## SHORT PROBLEM
Report only the number of lines in this material that include the string "Give".

- - -

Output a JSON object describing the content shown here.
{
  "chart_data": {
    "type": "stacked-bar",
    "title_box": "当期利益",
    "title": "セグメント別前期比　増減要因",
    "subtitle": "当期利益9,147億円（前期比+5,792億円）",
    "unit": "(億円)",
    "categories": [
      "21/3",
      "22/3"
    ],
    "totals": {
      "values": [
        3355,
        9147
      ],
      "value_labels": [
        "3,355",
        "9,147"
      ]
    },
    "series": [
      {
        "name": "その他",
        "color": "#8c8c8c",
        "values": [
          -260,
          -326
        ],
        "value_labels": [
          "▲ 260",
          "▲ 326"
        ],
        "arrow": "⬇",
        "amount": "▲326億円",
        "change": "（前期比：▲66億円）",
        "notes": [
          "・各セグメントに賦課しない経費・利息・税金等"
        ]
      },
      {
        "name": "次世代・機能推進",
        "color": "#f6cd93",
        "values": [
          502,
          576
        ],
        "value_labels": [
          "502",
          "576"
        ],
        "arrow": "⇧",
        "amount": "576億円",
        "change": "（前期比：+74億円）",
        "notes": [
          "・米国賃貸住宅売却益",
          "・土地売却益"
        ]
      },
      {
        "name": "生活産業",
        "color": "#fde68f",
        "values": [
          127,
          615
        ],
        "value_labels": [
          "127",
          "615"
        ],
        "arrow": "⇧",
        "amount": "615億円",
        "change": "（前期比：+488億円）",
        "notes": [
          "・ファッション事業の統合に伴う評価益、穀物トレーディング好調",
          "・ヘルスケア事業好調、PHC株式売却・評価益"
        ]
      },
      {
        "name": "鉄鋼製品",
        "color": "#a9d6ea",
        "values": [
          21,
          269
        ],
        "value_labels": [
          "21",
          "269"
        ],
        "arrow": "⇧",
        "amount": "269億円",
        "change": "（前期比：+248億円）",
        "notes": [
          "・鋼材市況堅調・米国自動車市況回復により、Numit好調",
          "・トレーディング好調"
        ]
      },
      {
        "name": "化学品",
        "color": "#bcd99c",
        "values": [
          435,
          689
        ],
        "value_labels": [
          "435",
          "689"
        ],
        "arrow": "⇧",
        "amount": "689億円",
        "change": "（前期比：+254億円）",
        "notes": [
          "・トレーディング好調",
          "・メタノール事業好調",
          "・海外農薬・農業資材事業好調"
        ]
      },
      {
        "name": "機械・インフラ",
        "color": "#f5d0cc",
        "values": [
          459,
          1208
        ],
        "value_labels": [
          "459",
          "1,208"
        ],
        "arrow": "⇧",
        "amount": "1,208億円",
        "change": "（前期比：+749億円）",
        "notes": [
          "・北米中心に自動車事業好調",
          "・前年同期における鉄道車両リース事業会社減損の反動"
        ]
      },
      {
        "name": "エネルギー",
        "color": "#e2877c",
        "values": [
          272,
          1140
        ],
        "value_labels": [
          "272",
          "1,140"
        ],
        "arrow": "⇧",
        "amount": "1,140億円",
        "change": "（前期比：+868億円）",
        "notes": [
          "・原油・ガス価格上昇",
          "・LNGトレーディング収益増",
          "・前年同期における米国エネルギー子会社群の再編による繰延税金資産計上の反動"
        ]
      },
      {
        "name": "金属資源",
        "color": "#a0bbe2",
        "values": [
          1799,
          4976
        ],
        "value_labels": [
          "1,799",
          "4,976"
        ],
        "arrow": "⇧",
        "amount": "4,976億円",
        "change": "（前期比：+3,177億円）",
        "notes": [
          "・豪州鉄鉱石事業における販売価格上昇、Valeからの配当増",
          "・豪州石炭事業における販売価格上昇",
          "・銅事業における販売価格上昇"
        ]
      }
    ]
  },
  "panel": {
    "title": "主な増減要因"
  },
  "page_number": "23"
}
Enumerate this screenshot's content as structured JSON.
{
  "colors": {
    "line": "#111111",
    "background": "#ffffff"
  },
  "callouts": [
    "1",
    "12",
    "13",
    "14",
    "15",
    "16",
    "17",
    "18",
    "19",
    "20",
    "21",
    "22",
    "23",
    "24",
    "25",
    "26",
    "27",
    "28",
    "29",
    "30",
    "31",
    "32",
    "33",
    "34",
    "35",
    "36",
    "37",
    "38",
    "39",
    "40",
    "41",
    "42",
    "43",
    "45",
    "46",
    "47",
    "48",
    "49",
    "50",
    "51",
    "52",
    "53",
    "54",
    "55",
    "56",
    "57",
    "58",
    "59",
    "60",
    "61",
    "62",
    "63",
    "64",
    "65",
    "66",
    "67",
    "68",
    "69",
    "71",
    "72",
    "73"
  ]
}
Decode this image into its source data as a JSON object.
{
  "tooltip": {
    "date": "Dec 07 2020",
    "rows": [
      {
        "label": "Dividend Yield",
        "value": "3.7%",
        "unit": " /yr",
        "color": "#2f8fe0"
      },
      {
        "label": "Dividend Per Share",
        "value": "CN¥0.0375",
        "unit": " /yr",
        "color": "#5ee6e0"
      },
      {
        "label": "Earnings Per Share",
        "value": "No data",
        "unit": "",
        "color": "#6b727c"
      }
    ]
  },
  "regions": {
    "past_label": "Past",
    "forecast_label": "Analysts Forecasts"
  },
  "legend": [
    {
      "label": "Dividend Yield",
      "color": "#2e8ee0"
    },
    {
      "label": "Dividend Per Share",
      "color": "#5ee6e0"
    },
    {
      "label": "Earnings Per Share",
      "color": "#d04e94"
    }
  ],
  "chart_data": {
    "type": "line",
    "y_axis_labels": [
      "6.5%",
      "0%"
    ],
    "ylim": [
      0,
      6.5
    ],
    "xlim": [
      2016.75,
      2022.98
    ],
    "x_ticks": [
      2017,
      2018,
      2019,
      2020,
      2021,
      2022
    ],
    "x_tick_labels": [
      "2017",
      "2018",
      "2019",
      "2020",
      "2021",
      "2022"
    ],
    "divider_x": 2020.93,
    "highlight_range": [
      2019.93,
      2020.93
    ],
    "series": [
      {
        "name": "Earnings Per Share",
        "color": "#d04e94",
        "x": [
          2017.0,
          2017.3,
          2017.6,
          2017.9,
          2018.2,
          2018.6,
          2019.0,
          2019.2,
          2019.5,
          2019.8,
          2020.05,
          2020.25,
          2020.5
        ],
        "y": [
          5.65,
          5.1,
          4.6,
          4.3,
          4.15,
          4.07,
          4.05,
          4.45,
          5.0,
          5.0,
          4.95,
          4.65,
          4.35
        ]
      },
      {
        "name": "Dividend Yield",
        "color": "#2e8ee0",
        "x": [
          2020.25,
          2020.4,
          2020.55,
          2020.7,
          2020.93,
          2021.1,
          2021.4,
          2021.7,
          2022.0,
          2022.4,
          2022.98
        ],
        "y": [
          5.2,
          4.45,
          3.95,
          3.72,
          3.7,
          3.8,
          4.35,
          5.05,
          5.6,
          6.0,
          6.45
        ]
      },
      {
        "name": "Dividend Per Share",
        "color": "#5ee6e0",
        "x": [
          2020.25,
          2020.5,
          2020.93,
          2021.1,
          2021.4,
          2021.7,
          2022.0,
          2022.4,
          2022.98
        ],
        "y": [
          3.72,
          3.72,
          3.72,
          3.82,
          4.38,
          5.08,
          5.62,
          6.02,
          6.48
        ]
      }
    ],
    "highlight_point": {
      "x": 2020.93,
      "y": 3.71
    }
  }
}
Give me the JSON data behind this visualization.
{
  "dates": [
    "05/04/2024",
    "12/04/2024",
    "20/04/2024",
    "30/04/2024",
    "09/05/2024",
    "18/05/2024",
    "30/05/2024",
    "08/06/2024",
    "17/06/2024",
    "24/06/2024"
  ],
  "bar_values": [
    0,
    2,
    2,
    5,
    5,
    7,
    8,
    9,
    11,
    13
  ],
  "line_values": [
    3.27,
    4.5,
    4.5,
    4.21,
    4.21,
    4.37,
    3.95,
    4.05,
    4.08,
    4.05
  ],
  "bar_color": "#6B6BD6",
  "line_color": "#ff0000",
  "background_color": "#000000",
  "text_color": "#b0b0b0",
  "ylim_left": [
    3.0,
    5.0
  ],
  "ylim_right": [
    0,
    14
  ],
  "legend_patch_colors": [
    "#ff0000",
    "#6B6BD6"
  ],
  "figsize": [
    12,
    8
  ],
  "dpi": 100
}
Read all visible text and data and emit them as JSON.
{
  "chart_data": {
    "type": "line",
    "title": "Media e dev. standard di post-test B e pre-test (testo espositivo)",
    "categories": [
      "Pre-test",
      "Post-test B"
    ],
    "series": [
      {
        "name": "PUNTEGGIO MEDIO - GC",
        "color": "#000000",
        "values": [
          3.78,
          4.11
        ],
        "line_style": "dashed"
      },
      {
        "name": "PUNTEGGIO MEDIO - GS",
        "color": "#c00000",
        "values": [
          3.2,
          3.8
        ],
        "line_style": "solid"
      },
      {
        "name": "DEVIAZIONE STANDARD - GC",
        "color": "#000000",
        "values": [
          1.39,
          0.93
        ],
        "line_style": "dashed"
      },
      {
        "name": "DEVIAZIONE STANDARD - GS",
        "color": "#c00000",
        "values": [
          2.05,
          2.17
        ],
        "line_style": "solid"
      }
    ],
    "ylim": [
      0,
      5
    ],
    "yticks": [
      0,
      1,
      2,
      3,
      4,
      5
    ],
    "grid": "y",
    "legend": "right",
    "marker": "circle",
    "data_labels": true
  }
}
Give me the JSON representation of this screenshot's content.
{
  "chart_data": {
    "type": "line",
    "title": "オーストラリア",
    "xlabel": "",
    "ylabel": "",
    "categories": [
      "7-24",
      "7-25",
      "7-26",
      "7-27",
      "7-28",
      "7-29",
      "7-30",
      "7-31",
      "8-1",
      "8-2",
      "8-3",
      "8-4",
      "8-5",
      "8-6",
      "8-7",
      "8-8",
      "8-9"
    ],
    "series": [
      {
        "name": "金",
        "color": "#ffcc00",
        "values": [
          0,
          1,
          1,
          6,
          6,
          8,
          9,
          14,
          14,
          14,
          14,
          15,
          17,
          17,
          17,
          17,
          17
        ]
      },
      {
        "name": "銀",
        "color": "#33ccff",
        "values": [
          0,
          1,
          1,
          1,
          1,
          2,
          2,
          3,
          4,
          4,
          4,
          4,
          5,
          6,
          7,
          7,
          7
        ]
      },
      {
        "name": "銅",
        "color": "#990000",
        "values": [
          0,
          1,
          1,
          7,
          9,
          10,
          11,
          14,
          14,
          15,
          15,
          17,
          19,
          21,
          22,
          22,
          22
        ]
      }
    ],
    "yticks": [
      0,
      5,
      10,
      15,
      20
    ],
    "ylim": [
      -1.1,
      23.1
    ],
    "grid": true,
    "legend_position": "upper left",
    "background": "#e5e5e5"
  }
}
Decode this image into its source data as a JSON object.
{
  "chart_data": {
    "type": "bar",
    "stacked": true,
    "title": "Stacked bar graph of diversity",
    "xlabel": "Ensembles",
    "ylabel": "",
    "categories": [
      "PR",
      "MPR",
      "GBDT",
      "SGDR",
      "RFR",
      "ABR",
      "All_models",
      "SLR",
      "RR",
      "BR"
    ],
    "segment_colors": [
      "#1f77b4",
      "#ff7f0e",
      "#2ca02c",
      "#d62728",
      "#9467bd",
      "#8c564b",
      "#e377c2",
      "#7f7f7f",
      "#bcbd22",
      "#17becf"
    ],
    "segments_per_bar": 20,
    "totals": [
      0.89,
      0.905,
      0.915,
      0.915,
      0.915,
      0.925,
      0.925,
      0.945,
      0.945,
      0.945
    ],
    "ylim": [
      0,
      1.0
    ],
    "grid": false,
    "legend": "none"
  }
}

- - -

## TASK RESULT
2